[Collected data entries]

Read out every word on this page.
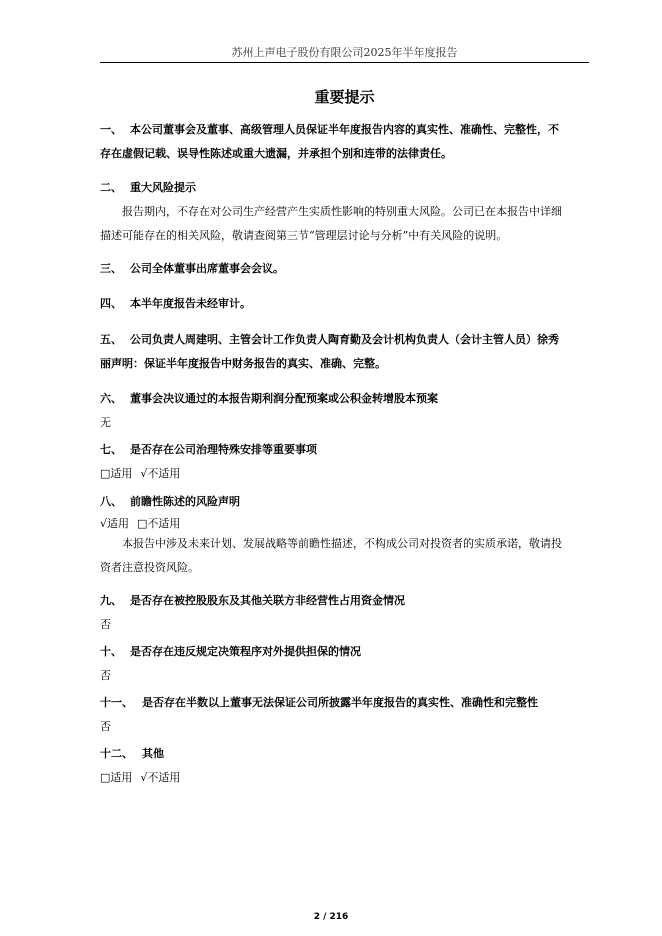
苏州上声电子股份有限公司2025年半年度报告
重要提示
一、 本公司董事会及董事、高级管理人员保证半年度报告内容的真实性、准确性、完整性，不
存在虚假记载、误导性陈述或重大遗漏，并承担个别和连带的法律责任。
二、 重大风险提示
报告期内，不存在对公司生产经营产生实质性影响的特别重大风险。公司已在本报告中详细
描述可能存在的相关风险，敬请查阅第三节“管理层讨论与分析”中有关风险的说明。
三、 公司全体董事出席董事会会议。
四、 本半年度报告未经审计。
五、 公司负责人周建明、主管会计工作负责人陶育勤及会计机构负责人（会计主管人员）徐秀
丽声明：保证半年度报告中财务报告的真实、准确、完整。
六、 董事会决议通过的本报告期利润分配预案或公积金转增股本预案
无
七、 是否存在公司治理特殊安排等重要事项
□适用 √不适用
八、 前瞻性陈述的风险声明
√适用 □不适用
本报告中涉及未来计划、发展战略等前瞻性描述，不构成公司对投资者的实质承诺，敬请投
资者注意投资风险。
九、 是否存在被控股股东及其他关联方非经营性占用资金情况
否
十、 是否存在违反规定决策程序对外提供担保的情况
否
十一、 是否存在半数以上董事无法保证公司所披露半年度报告的真实性、准确性和完整性
否
十二、 其他
□适用 √不适用
2 / 216
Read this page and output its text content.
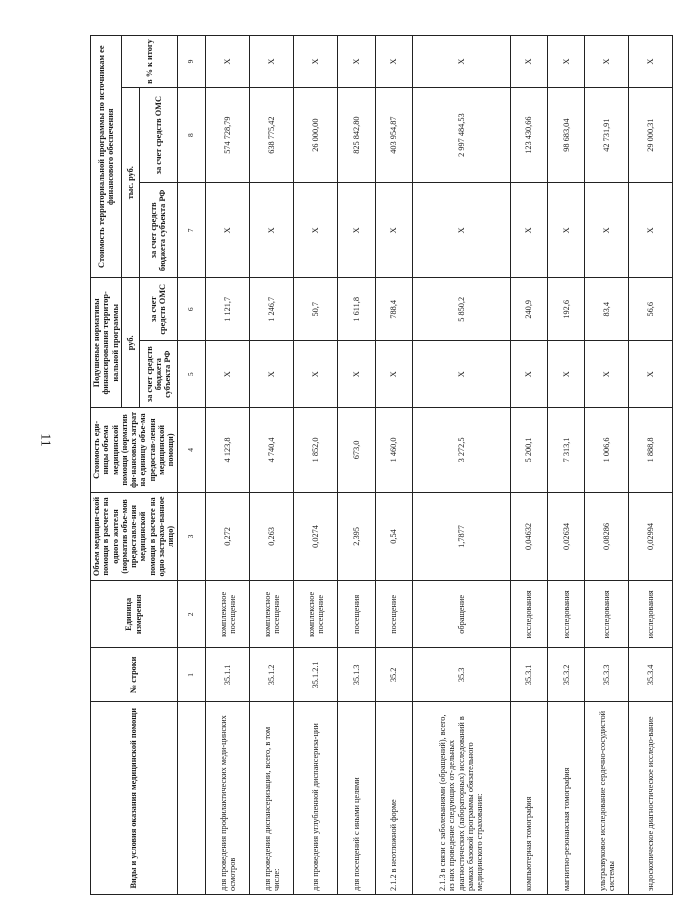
11
Виды и условия оказания медицинской помощи	№ строки	Единица измерения	Объем медицин-ской помощи в расчете на одного жителя (норматив объе-мов предоставле-ния медицинской помощи в расчете на одно застрахо-ванное лицо)	Стоимость еди-ницы объема медицинской помощи (норматив фи-нансовых затрат на единицу объе-ма предостав-ления медицинской помощи)	Подушевые нормативы финансирования территор-иальной программы		Стоимость территориальной программы по источникам ее финансового обеспечения		
					руб.		тыс. руб.		в % к итогу
					за счет средств бюджета субъекта РФ	за счет средств ОМС	за счет средств бюджета субъекта РФ	за счет средств ОМС	

	1	2	3	4	5	6	7	8	9
для проведения профилактических меди-цинских осмотров	35.1.1	комплексное посещение	0,272	4 123,8	X	1 121,7	X	574 728,79	X
для проведения диспансеризации, всего, в том числе:	35.1.2	комплексное посещение	0,263	4 740,4	X	1 246,7	X	638 775,42	X
для проведения углубленной диспансериза-ции	35.1.2.1	комплексное посещение	0,0274	1 852,0	X	50,7	X	26 000,00	X
для посещений с иными целями	35.1.3	посещения	2,395	673,0	X	1 611,8	X	825 842,80	X
2.1.2 в неотложной форме	35.2	посещение	0,54	1 460,0	X	788,4	X	403 954,87	X
2.1.3 в связи с заболеваниями (обращений), всего, из них проведение следующих от-дельных диагностических (лабораторных) исследований в рамках базовой программы обязательного медицинского страхования:	35.3	обращение	1,7877	3 272,5	X	5 850,2	X	2 997 484,53	X
компьютерная томография	35.3.1	исследования	0,04632	5 200,1	X	240,9	X	123 430,66	X
магнитно-резонансная томография	35.3.2	исследования	0,02634	7 313,1	X	192,6	X	98 683,04	X
ультразвуковое исследование сердечно-сосудистой системы	35.3.3	исследования	0,08286	1 006,6	X	83,4	X	42 731,91	X
эндоскопическое диагностическое исследо-вание	35.3.4	исследования	0,02994	1 888,8	X	56,6	X	29 000,31	X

**Directions for this task**
Strip out the images, then output the records above word for word.

**Written solution**
Read out every word on this page.
苏州上声电子股份有限公司2025年半年度报告
重要提示
一、 本公司董事会及董事、高级管理人员保证半年度报告内容的真实性、准确性、完整性，不
存在虚假记载、误导性陈述或重大遗漏，并承担个别和连带的法律责任。
二、 重大风险提示
报告期内，不存在对公司生产经营产生实质性影响的特别重大风险。公司已在本报告中详细
描述可能存在的相关风险，敬请查阅第三节“管理层讨论与分析”中有关风险的说明。
三、 公司全体董事出席董事会会议。
四、 本半年度报告未经审计。
五、 公司负责人周建明、主管会计工作负责人陶育勤及会计机构负责人（会计主管人员）徐秀
丽声明：保证半年度报告中财务报告的真实、准确、完整。
六、 董事会决议通过的本报告期利润分配预案或公积金转增股本预案
无
七、 是否存在公司治理特殊安排等重要事项
□适用 √不适用
八、 前瞻性陈述的风险声明
√适用 □不适用
本报告中涉及未来计划、发展战略等前瞻性描述，不构成公司对投资者的实质承诺，敬请投
资者注意投资风险。
九、 是否存在被控股股东及其他关联方非经营性占用资金情况
否
十、 是否存在违反规定决策程序对外提供担保的情况
否
十一、 是否存在半数以上董事无法保证公司所披露半年度报告的真实性、准确性和完整性
否
十二、 其他
□适用 √不适用
2 / 216
Read this page and output its text content.
11
Виды и условия оказания медицинской помощи	№ строки	Единица измерения	Объем медицин-ской помощи в расчете на одного жителя (норматив объе-мов предоставле-ния медицинской помощи в расчете на одно застрахо-ванное лицо)	Стоимость еди-ницы объема медицинской помощи (норматив фи-нансовых затрат на единицу объе-ма предостав-ления медицинской помощи)	Подушевые нормативы финансирования территор-иальной программы		Стоимость территориальной программы по источникам ее финансового обеспечения		
					руб.		тыс. руб.		в % к итогу
					за счет средств бюджета субъекта РФ	за счет средств ОМС	за счет средств бюджета субъекта РФ	за счет средств ОМС	

	1	2	3	4	5	6	7	8	9
для проведения профилактических меди-цинских осмотров	35.1.1	комплексное посещение	0,272	4 123,8	X	1 121,7	X	574 728,79	X
для проведения диспансеризации, всего, в том числе:	35.1.2	комплексное посещение	0,263	4 740,4	X	1 246,7	X	638 775,42	X
для проведения углубленной диспансериза-ции	35.1.2.1	комплексное посещение	0,0274	1 852,0	X	50,7	X	26 000,00	X
для посещений с иными целями	35.1.3	посещения	2,395	673,0	X	1 611,8	X	825 842,80	X
2.1.2 в неотложной форме	35.2	посещение	0,54	1 460,0	X	788,4	X	403 954,87	X
2.1.3 в связи с заболеваниями (обращений), всего, из них проведение следующих от-дельных диагностических (лабораторных) исследований в рамках базовой программы обязательного медицинского страхования:	35.3	обращение	1,7877	3 272,5	X	5 850,2	X	2 997 484,53	X
компьютерная томография	35.3.1	исследования	0,04632	5 200,1	X	240,9	X	123 430,66	X
магнитно-резонансная томография	35.3.2	исследования	0,02634	7 313,1	X	192,6	X	98 683,04	X
ультразвуковое исследование сердечно-сосудистой системы	35.3.3	исследования	0,08286	1 006,6	X	83,4	X	42 731,91	X
эндоскопическое диагностическое исследо-вание	35.3.4	исследования	0,02994	1 888,8	X	56,6	X	29 000,31	X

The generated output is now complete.